Reproduce every one of the lines below verbatim, leaving out the pictures.

## Begin GIVEN ENTRIES

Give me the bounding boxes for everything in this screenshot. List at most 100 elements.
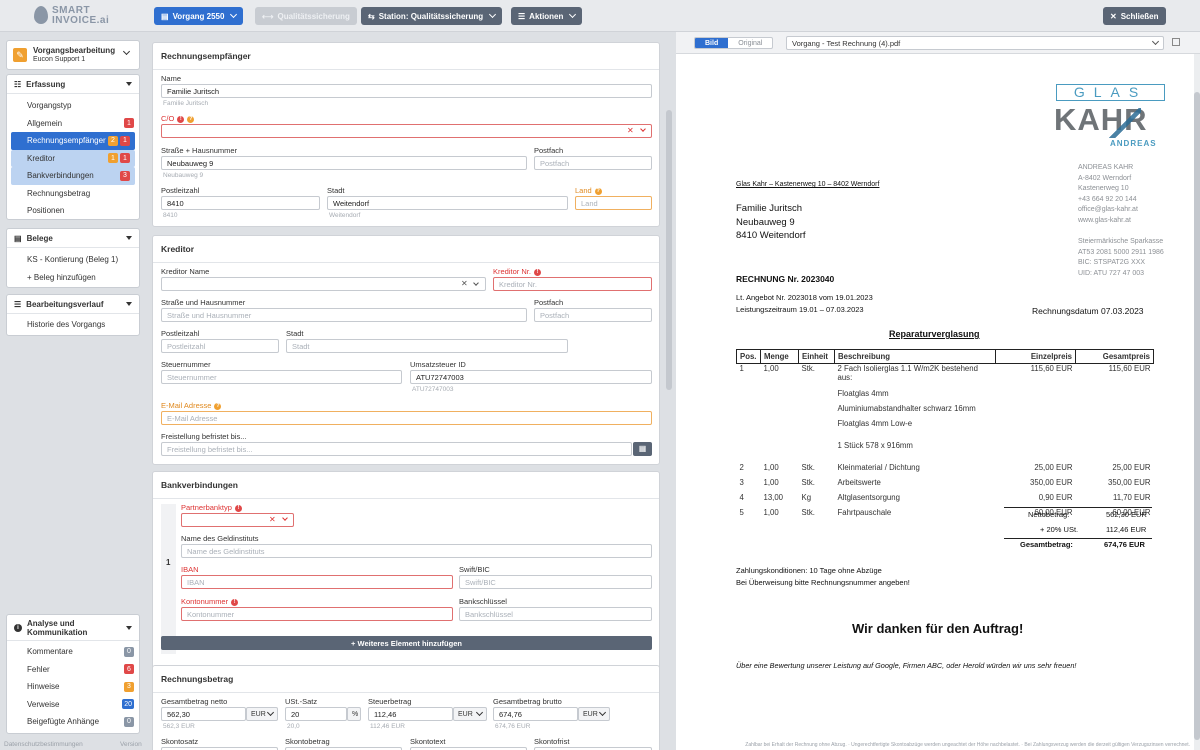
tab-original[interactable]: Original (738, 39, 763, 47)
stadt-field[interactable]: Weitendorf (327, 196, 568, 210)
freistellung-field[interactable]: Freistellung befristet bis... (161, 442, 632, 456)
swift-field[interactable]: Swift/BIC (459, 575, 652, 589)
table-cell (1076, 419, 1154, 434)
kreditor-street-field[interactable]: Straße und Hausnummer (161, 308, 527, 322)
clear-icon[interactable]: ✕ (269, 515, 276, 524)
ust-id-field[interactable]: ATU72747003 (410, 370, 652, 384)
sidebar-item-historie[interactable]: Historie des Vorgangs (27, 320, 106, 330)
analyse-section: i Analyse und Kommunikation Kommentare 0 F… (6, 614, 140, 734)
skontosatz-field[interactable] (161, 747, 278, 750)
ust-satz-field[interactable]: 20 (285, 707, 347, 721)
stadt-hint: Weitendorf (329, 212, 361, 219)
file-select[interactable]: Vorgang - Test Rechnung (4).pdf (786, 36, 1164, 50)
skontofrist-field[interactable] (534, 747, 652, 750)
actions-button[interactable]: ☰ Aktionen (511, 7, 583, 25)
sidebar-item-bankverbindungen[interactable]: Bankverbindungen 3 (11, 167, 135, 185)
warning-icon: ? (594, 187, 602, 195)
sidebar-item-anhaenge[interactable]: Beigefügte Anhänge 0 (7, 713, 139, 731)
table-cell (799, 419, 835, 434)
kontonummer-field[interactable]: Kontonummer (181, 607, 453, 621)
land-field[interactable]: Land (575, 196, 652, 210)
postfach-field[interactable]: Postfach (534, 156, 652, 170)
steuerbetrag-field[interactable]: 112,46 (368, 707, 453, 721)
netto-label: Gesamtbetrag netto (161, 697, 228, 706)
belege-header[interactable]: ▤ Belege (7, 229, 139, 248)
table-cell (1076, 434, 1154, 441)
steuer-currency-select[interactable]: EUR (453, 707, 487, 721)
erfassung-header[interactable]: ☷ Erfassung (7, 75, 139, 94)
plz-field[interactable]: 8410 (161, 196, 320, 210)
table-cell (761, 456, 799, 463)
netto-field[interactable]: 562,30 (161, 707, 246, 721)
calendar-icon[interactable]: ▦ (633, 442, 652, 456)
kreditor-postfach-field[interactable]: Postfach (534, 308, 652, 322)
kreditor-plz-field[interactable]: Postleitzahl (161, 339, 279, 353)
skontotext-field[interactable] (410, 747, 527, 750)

## End GIVEN ENTRIES

[EXERCISE RESPONSE]
Give me the bounding boxes for everything in this screenshot. List at most 100 elements.
tab-original[interactable]: Original (738, 39, 763, 47)
stadt-field[interactable]: Weitendorf (327, 196, 568, 210)
freistellung-field[interactable]: Freistellung befristet bis... (161, 442, 632, 456)
swift-field[interactable]: Swift/BIC (459, 575, 652, 589)
table-cell (1076, 419, 1154, 434)
kreditor-street-field[interactable]: Straße und Hausnummer (161, 308, 527, 322)
clear-icon[interactable]: ✕ (269, 515, 276, 524)
ust-id-field[interactable]: ATU72747003 (410, 370, 652, 384)
sidebar-item-historie[interactable]: Historie des Vorgangs (27, 320, 106, 330)
analyse-section: i Analyse und Kommunikation Kommentare 0 F… (6, 614, 140, 734)
skontosatz-field[interactable] (161, 747, 278, 750)
ust-satz-field[interactable]: 20 (285, 707, 347, 721)
stadt-hint: Weitendorf (329, 212, 361, 219)
file-select[interactable]: Vorgang - Test Rechnung (4).pdf (786, 36, 1164, 50)
skontofrist-field[interactable] (534, 747, 652, 750)
actions-button[interactable]: ☰ Aktionen (511, 7, 583, 25)
sidebar-item-bankverbindungen[interactable]: Bankverbindungen 3 (11, 167, 135, 185)
warning-icon: ? (594, 187, 602, 195)
sidebar-item-anhaenge[interactable]: Beigefügte Anhänge 0 (7, 713, 139, 731)
table-cell (799, 419, 835, 434)
kontonummer-field[interactable]: Kontonummer (181, 607, 453, 621)
land-field[interactable]: Land (575, 196, 652, 210)
postfach-field[interactable]: Postfach (534, 156, 652, 170)
steuerbetrag-field[interactable]: 112,46 (368, 707, 453, 721)
netto-label: Gesamtbetrag netto (161, 697, 228, 706)
belege-header[interactable]: ▤ Belege (7, 229, 139, 248)
table-cell (1076, 434, 1154, 441)
steuer-currency-select[interactable]: EUR (453, 707, 487, 721)
erfassung-header[interactable]: ☷ Erfassung (7, 75, 139, 94)
plz-field[interactable]: 8410 (161, 196, 320, 210)
table-cell (761, 456, 799, 463)
netto-field[interactable]: 562,30 (161, 707, 246, 721)
calendar-icon[interactable]: ▦ (633, 442, 652, 456)
kreditor-postfach-field[interactable]: Postfach (534, 308, 652, 322)
kreditor-plz-field[interactable]: Postleitzahl (161, 339, 279, 353)
skontotext-field[interactable] (410, 747, 527, 750)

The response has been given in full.